_Short problem 1_: Transcribe the wild camping forum thread from "As for the police, never" to "relax and enjoy!".
_Short problem 2_: In the wild camping forum thread, who stopped by for a brew during the last May bank holiday?

_Passage provided_:
As for the police, never had any bother with em, last may bank holiday we even had armed police pop in for a brew inbetween doing security patrols of the area we were staying in.

the best thing about it all is finding that spot where at 6pm you are entirely on your own or with your friends and you have the best views of the surrounding area so you can sit back relax and enjoy!


----------



## ChrisandJohn

DiscoDave said:


> i'd find it hard to tick just one box, some times we wild camp on spec as a stop over on our way somewhere sometimes we head out with the intention of going to the beach for the day and don't fancy going home.
> 
> our last holiday was from good friday till the following sunday, all we knew was that we had campsites booked for the weekends and we knew where we wanted go inbetween, but nothing booked.
> 
> we ended up spending two nights in one spot, and yes we set up camp, chairs out in the sun for an afternoon sunbathing and then a leisurely walk to the pub for a meal and half a pint (the down side to wild camping)

_Extracted entries_:
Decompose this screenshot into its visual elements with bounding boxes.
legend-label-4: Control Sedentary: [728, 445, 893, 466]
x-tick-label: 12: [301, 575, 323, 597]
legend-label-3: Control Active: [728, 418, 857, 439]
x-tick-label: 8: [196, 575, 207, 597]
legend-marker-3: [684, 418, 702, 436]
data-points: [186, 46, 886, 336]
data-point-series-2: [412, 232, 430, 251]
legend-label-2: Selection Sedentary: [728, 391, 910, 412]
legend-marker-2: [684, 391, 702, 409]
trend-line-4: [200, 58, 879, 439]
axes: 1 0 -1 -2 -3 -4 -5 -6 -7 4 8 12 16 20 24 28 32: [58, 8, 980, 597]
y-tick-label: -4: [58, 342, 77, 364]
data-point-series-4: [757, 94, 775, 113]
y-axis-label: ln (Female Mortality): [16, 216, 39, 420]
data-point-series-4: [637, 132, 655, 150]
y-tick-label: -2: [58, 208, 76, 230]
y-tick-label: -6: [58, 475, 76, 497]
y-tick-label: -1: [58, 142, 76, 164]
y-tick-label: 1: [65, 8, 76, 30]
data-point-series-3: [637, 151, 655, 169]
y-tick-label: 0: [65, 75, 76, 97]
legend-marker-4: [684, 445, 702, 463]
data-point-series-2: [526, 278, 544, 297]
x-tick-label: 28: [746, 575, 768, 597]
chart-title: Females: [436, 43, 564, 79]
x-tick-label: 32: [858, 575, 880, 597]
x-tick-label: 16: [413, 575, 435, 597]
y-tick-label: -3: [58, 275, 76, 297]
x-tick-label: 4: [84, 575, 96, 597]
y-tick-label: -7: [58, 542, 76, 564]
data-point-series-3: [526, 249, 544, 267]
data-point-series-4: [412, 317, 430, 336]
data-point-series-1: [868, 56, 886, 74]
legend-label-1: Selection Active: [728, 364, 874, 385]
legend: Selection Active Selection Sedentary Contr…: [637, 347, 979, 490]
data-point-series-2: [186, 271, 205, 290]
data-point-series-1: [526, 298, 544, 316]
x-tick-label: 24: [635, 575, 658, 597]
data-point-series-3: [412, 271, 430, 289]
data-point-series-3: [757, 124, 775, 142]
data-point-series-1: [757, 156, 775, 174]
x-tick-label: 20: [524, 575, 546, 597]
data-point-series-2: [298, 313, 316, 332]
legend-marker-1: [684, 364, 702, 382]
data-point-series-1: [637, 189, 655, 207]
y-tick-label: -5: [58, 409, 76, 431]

_Exercise solution 1_:
As for the police, never had any bother with em, last may bank holiday we even had armed police pop in for a brew inbetween doing security patrols of the area we were staying in.

the best thing about it all is finding that spot where at 6pm you are entirely on your own or with your friends and you have the best views of the surrounding area so you can sit back relax and enjoy!

_Exercise solution 2_: Armed police, in between doing security patrols of the area.